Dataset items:
++++++++++++++++++++

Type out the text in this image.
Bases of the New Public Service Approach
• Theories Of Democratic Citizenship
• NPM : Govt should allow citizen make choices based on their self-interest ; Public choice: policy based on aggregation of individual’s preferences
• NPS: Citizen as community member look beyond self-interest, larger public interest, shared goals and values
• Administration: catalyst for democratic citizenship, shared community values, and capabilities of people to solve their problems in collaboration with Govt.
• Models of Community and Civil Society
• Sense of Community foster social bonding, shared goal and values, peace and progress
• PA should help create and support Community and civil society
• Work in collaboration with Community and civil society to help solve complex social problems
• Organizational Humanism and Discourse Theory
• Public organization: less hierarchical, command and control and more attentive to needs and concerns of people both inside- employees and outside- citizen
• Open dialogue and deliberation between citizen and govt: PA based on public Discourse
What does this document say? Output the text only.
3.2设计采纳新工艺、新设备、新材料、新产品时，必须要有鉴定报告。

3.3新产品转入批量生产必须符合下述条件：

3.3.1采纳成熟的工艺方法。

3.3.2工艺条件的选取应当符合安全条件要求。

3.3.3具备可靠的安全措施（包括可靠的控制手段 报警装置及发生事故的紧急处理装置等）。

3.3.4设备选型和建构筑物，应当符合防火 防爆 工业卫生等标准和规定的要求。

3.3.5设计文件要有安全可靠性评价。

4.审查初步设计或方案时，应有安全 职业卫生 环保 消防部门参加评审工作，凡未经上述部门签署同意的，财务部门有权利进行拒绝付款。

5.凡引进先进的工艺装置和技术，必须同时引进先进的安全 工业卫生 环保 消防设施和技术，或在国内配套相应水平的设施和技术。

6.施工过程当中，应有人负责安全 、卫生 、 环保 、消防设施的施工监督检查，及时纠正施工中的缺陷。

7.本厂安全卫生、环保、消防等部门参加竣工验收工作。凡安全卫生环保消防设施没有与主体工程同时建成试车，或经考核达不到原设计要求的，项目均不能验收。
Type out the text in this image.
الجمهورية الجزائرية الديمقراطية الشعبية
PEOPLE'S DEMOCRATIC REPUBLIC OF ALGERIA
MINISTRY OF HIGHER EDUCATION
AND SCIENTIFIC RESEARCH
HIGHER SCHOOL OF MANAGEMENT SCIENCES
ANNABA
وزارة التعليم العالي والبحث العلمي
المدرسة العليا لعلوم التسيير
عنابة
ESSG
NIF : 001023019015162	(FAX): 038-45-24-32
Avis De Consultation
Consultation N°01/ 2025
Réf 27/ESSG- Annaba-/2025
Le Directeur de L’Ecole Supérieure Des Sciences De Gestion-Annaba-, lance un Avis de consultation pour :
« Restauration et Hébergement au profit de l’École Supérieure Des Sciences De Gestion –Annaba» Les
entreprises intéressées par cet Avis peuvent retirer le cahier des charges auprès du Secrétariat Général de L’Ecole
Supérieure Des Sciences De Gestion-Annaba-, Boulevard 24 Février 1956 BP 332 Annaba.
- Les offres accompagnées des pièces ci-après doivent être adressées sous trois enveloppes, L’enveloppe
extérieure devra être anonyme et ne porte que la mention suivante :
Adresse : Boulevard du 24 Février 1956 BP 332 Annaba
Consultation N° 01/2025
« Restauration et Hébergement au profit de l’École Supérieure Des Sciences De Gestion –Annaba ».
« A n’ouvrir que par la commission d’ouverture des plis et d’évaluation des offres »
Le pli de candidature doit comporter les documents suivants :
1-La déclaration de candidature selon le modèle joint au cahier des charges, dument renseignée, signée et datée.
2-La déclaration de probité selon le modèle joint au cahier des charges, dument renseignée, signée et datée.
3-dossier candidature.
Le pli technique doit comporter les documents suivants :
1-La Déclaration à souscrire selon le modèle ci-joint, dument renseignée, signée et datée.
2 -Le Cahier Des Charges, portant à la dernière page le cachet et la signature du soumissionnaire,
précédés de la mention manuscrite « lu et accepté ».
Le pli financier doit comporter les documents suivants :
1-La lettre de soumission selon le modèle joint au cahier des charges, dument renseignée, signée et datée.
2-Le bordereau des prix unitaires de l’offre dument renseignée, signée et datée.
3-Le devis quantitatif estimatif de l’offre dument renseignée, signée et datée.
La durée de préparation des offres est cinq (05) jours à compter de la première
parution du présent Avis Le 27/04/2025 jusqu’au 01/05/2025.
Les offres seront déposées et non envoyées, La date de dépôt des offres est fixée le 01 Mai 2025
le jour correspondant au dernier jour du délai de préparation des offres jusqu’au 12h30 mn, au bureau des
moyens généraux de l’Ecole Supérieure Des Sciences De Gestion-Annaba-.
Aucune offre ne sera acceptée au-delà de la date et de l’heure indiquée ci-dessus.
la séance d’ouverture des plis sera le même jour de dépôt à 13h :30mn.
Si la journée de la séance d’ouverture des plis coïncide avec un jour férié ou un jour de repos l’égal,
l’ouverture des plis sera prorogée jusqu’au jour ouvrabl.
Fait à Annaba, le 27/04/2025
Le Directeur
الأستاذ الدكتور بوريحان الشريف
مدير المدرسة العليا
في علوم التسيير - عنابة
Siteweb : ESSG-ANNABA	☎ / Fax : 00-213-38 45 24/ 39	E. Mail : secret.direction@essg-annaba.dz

++++++++++++++++++++

> What you are asked to do:
Write out every line from the records above, word for word.

> Task response:
Type out the text in this image.
Bases of the New Public Service Approach
• Theories Of Democratic Citizenship
• NPM : Govt should allow citizen make choices based on their self-interest ; Public choice: policy based on aggregation of individual’s preferences
• NPS: Citizen as community member look beyond self-interest, larger public interest, shared goals and values
• Administration: catalyst for democratic citizenship, shared community values, and capabilities of people to solve their problems in collaboration with Govt.
• Models of Community and Civil Society
• Sense of Community foster social bonding, shared goal and values, peace and progress
• PA should help create and support Community and civil society
• Work in collaboration with Community and civil society to help solve complex social problems
• Organizational Humanism and Discourse Theory
• Public organization: less hierarchical, command and control and more attentive to needs and concerns of people both inside- employees and outside- citizen
• Open dialogue and deliberation between citizen and govt: PA based on public Discourse
What does this document say? Output the text only.
3.2设计采纳新工艺、新设备、新材料、新产品时，必须要有鉴定报告。

3.3新产品转入批量生产必须符合下述条件：

3.3.1采纳成熟的工艺方法。

3.3.2工艺条件的选取应当符合安全条件要求。

3.3.3具备可靠的安全措施（包括可靠的控制手段 报警装置及发生事故的紧急处理装置等）。

3.3.4设备选型和建构筑物，应当符合防火 防爆 工业卫生等标准和规定的要求。

3.3.5设计文件要有安全可靠性评价。

4.审查初步设计或方案时，应有安全 职业卫生 环保 消防部门参加评审工作，凡未经上述部门签署同意的，财务部门有权利进行拒绝付款。

5.凡引进先进的工艺装置和技术，必须同时引进先进的安全 工业卫生 环保 消防设施和技术，或在国内配套相应水平的设施和技术。

6.施工过程当中，应有人负责安全 、卫生 、 环保 、消防设施的施工监督检查，及时纠正施工中的缺陷。

7.本厂安全卫生、环保、消防等部门参加竣工验收工作。凡安全卫生环保消防设施没有与主体工程同时建成试车，或经考核达不到原设计要求的，项目均不能验收。
Type out the text in this image.
الجمهورية الجزائرية الديمقراطية الشعبية
PEOPLE'S DEMOCRATIC REPUBLIC OF ALGERIA
MINISTRY OF HIGHER EDUCATION
AND SCIENTIFIC RESEARCH
HIGHER SCHOOL OF MANAGEMENT SCIENCES
ANNABA
وزارة التعليم العالي والبحث العلمي
المدرسة العليا لعلوم التسيير
عنابة
ESSG
NIF : 001023019015162	(FAX): 038-45-24-32
Avis De Consultation
Consultation N°01/ 2025
Réf 27/ESSG- Annaba-/2025
Le Directeur de L’Ecole Supérieure Des Sciences De Gestion-Annaba-, lance un Avis de consultation pour :
« Restauration et Hébergement au profit de l’École Supérieure Des Sciences De Gestion –Annaba» Les
entreprises intéressées par cet Avis peuvent retirer le cahier des charges auprès du Secrétariat Général de L’Ecole
Supérieure Des Sciences De Gestion-Annaba-, Boulevard 24 Février 1956 BP 332 Annaba.
- Les offres accompagnées des pièces ci-après doivent être adressées sous trois enveloppes, L’enveloppe
extérieure devra être anonyme et ne porte que la mention suivante :
Adresse : Boulevard du 24 Février 1956 BP 332 Annaba
Consultation N° 01/2025
« Restauration et Hébergement au profit de l’École Supérieure Des Sciences De Gestion –Annaba ».
« A n’ouvrir que par la commission d’ouverture des plis et d’évaluation des offres »
Le pli de candidature doit comporter les documents suivants :
1-La déclaration de candidature selon le modèle joint au cahier des charges, dument renseignée, signée et datée.
2-La déclaration de probité selon le modèle joint au cahier des charges, dument renseignée, signée et datée.
3-dossier candidature.
Le pli technique doit comporter les documents suivants :
1-La Déclaration à souscrire selon le modèle ci-joint, dument renseignée, signée et datée.
2 -Le Cahier Des Charges, portant à la dernière page le cachet et la signature du soumissionnaire,
précédés de la mention manuscrite « lu et accepté ».
Le pli financier doit comporter les documents suivants :
1-La lettre de soumission selon le modèle joint au cahier des charges, dument renseignée, signée et datée.
2-Le bordereau des prix unitaires de l’offre dument renseignée, signée et datée.
3-Le devis quantitatif estimatif de l’offre dument renseignée, signée et datée.
La durée de préparation des offres est cinq (05) jours à compter de la première
parution du présent Avis Le 27/04/2025 jusqu’au 01/05/2025.
Les offres seront déposées et non envoyées, La date de dépôt des offres est fixée le 01 Mai 2025
le jour correspondant au dernier jour du délai de préparation des offres jusqu’au 12h30 mn, au bureau des
moyens généraux de l’Ecole Supérieure Des Sciences De Gestion-Annaba-.
Aucune offre ne sera acceptée au-delà de la date et de l’heure indiquée ci-dessus.
la séance d’ouverture des plis sera le même jour de dépôt à 13h :30mn.
Si la journée de la séance d’ouverture des plis coïncide avec un jour férié ou un jour de repos l’égal,
l’ouverture des plis sera prorogée jusqu’au jour ouvrabl.
Fait à Annaba, le 27/04/2025
Le Directeur
الأستاذ الدكتور بوريحان الشريف
مدير المدرسة العليا
في علوم التسيير - عنابة
Siteweb : ESSG-ANNABA	☎ / Fax : 00-213-38 45 24/ 39	E. Mail : secret.direction@essg-annaba.dz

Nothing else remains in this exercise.